*Goal:*
From the entries below, gather every line containing the string "Read".

(Dataset rows)
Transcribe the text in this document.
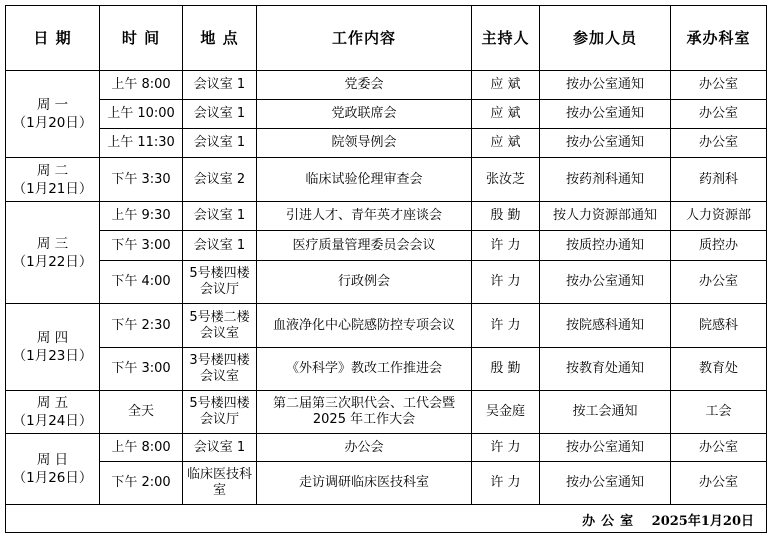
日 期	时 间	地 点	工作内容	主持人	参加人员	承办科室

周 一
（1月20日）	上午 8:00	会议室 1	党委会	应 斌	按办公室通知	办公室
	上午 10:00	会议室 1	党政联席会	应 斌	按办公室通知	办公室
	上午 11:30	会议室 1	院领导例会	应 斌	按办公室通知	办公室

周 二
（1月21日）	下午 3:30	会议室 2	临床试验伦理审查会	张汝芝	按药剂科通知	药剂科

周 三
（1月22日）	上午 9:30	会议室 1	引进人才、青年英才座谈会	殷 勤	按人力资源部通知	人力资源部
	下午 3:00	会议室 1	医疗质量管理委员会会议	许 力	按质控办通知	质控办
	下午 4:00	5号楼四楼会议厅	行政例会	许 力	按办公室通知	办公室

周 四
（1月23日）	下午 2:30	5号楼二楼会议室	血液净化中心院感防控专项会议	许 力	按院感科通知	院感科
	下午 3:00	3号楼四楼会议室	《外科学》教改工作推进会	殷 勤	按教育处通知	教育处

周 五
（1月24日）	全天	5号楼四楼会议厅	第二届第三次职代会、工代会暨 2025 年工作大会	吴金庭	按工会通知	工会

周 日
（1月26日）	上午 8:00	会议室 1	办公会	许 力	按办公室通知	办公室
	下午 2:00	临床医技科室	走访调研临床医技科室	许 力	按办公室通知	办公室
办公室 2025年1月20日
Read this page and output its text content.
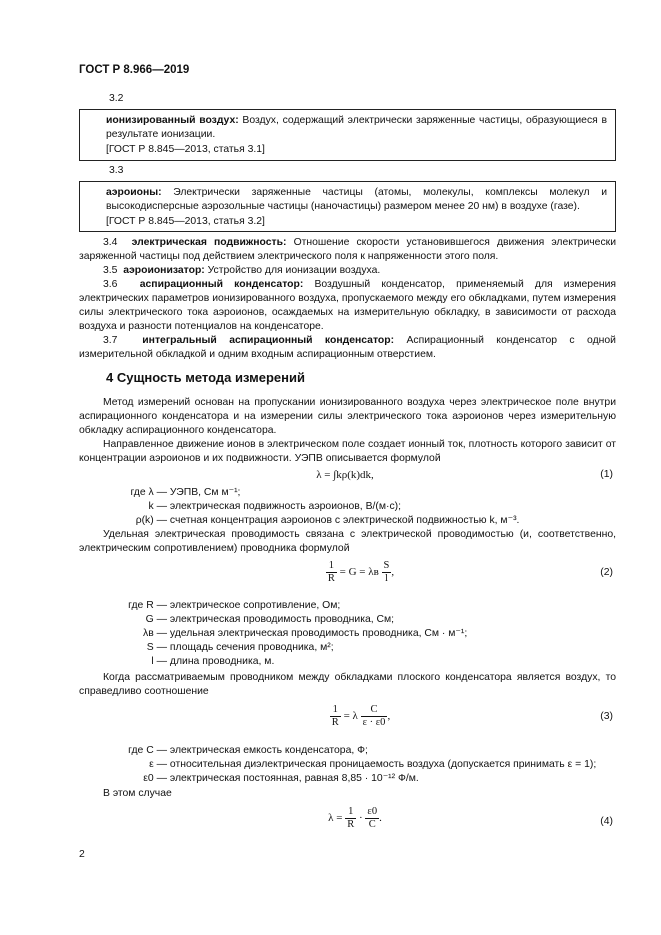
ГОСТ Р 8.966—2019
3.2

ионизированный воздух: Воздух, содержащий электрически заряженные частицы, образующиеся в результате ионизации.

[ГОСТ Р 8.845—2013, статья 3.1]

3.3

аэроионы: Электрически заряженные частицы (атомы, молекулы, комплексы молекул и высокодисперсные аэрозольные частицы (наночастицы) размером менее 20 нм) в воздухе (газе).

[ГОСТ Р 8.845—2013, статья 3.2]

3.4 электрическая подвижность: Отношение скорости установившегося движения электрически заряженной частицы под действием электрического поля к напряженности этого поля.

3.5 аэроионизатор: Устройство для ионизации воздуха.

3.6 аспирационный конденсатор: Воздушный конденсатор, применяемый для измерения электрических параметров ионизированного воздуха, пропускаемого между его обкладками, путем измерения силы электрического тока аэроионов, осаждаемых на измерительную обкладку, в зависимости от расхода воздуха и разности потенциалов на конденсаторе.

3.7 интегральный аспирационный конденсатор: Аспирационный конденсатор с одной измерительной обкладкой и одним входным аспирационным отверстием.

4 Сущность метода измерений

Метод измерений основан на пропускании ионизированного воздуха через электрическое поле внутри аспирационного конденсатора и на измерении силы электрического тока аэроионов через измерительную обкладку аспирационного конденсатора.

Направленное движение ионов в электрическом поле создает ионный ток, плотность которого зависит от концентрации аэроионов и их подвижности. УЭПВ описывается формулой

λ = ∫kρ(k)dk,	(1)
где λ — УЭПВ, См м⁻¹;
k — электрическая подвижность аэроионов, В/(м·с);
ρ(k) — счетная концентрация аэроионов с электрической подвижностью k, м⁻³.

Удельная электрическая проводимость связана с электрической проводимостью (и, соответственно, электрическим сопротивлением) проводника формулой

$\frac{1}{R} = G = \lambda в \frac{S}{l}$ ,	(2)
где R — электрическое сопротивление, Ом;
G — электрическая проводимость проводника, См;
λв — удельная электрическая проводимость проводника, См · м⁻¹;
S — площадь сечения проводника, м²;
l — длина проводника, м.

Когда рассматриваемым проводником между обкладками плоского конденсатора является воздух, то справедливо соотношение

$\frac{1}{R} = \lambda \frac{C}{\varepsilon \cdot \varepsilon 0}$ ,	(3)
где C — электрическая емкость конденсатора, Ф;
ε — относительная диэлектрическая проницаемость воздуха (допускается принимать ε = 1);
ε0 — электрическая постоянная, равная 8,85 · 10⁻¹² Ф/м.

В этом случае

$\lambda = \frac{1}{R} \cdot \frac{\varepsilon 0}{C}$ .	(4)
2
==
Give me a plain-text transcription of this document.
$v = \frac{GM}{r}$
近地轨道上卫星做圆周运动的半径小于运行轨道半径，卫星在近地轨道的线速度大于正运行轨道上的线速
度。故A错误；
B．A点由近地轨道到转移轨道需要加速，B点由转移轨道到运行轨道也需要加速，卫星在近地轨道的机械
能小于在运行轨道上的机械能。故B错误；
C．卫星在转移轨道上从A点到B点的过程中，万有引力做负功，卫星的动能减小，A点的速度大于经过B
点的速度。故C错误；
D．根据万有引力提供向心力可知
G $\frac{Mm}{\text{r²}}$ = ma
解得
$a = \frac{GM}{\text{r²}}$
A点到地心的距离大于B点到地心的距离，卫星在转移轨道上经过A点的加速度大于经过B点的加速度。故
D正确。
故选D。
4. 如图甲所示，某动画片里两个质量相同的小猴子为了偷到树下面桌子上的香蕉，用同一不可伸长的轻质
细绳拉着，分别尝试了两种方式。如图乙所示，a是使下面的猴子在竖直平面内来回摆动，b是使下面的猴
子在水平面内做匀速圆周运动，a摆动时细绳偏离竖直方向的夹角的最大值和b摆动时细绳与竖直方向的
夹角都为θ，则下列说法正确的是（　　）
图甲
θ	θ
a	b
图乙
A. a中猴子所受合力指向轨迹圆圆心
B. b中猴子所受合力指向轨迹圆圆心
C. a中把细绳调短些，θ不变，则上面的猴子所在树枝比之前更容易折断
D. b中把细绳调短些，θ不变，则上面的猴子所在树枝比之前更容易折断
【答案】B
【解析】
--
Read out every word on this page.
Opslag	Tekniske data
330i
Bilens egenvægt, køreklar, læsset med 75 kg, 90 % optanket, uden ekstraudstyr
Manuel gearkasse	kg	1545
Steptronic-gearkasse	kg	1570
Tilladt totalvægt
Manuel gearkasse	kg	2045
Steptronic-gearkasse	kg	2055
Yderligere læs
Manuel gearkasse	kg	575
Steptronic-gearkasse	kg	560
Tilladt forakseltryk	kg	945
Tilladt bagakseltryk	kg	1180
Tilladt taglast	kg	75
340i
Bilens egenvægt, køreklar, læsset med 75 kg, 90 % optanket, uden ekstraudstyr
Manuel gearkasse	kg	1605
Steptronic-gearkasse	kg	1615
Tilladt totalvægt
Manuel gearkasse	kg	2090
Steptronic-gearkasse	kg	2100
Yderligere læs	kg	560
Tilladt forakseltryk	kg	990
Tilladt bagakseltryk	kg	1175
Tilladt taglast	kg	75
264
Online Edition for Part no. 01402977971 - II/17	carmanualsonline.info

*Written solution:*
Read this page and output its text content.
Read out every word on this page.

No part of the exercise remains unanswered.